■ Aim ■
Retype the material word for word.

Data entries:
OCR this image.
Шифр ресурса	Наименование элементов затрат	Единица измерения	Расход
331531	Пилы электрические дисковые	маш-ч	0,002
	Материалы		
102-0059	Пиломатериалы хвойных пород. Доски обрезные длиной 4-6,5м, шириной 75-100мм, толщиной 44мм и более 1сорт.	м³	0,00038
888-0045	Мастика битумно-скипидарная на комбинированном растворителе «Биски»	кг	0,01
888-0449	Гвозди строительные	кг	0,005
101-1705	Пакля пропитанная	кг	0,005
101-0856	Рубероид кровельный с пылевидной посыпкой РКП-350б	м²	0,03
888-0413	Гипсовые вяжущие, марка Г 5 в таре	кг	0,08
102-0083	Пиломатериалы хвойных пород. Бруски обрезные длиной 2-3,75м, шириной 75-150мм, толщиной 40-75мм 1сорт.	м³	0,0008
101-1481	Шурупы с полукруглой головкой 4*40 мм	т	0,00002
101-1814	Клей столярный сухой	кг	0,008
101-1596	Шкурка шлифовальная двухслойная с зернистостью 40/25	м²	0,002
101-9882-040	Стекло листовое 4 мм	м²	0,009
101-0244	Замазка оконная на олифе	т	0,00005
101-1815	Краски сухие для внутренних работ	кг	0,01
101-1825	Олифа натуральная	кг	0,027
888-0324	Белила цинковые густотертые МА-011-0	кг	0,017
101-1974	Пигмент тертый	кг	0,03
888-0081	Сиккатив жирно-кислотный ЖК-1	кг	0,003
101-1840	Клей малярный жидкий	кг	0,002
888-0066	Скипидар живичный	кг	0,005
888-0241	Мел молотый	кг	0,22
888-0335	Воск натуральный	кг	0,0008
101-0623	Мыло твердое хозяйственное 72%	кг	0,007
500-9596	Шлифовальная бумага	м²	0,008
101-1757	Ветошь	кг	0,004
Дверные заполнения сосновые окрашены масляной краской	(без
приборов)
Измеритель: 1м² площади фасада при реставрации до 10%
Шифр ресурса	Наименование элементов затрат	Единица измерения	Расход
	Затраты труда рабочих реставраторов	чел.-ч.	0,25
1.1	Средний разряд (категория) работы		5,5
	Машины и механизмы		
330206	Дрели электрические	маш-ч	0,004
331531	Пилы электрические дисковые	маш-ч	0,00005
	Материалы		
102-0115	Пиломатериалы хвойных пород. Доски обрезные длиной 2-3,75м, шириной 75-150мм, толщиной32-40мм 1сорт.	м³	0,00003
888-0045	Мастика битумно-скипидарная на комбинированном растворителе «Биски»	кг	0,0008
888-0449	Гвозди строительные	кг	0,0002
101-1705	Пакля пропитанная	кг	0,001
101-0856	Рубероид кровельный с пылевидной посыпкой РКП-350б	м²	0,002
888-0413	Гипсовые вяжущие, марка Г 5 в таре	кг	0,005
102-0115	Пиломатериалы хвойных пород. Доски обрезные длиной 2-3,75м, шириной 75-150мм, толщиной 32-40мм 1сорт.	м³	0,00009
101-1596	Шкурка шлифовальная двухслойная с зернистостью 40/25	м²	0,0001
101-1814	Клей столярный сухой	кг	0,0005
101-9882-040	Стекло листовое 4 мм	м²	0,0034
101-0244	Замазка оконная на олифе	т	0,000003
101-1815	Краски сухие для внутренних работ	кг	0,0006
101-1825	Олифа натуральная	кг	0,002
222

■ The answer ■
OCR this image.
Шифр ресурса	Наименование элементов затрат	Единица измерения	Расход
331531	Пилы электрические дисковые	маш-ч	0,002
	Материалы		
102-0059	Пиломатериалы хвойных пород. Доски обрезные длиной 4-6,5м, шириной 75-100мм, толщиной 44мм и более 1сорт.	м³	0,00038
888-0045	Мастика битумно-скипидарная на комбинированном растворителе «Биски»	кг	0,01
888-0449	Гвозди строительные	кг	0,005
101-1705	Пакля пропитанная	кг	0,005
101-0856	Рубероид кровельный с пылевидной посыпкой РКП-350б	м²	0,03
888-0413	Гипсовые вяжущие, марка Г 5 в таре	кг	0,08
102-0083	Пиломатериалы хвойных пород. Бруски обрезные длиной 2-3,75м, шириной 75-150мм, толщиной 40-75мм 1сорт.	м³	0,0008
101-1481	Шурупы с полукруглой головкой 4*40 мм	т	0,00002
101-1814	Клей столярный сухой	кг	0,008
101-1596	Шкурка шлифовальная двухслойная с зернистостью 40/25	м²	0,002
101-9882-040	Стекло листовое 4 мм	м²	0,009
101-0244	Замазка оконная на олифе	т	0,00005
101-1815	Краски сухие для внутренних работ	кг	0,01
101-1825	Олифа натуральная	кг	0,027
888-0324	Белила цинковые густотертые МА-011-0	кг	0,017
101-1974	Пигмент тертый	кг	0,03
888-0081	Сиккатив жирно-кислотный ЖК-1	кг	0,003
101-1840	Клей малярный жидкий	кг	0,002
888-0066	Скипидар живичный	кг	0,005
888-0241	Мел молотый	кг	0,22
888-0335	Воск натуральный	кг	0,0008
101-0623	Мыло твердое хозяйственное 72%	кг	0,007
500-9596	Шлифовальная бумага	м²	0,008
101-1757	Ветошь	кг	0,004
Дверные заполнения сосновые окрашены масляной краской	(без
приборов)
Измеритель: 1м² площади фасада при реставрации до 10%
Шифр ресурса	Наименование элементов затрат	Единица измерения	Расход
	Затраты труда рабочих реставраторов	чел.-ч.	0,25
1.1	Средний разряд (категория) работы		5,5
	Машины и механизмы		
330206	Дрели электрические	маш-ч	0,004
331531	Пилы электрические дисковые	маш-ч	0,00005
	Материалы		
102-0115	Пиломатериалы хвойных пород. Доски обрезные длиной 2-3,75м, шириной 75-150мм, толщиной32-40мм 1сорт.	м³	0,00003
888-0045	Мастика битумно-скипидарная на комбинированном растворителе «Биски»	кг	0,0008
888-0449	Гвозди строительные	кг	0,0002
101-1705	Пакля пропитанная	кг	0,001
101-0856	Рубероид кровельный с пылевидной посыпкой РКП-350б	м²	0,002
888-0413	Гипсовые вяжущие, марка Г 5 в таре	кг	0,005
102-0115	Пиломатериалы хвойных пород. Доски обрезные длиной 2-3,75м, шириной 75-150мм, толщиной 32-40мм 1сорт.	м³	0,00009
101-1596	Шкурка шлифовальная двухслойная с зернистостью 40/25	м²	0,0001
101-1814	Клей столярный сухой	кг	0,0005
101-9882-040	Стекло листовое 4 мм	м²	0,0034
101-0244	Замазка оконная на олифе	т	0,000003
101-1815	Краски сухие для внутренних работ	кг	0,0006
101-1825	Олифа натуральная	кг	0,002
222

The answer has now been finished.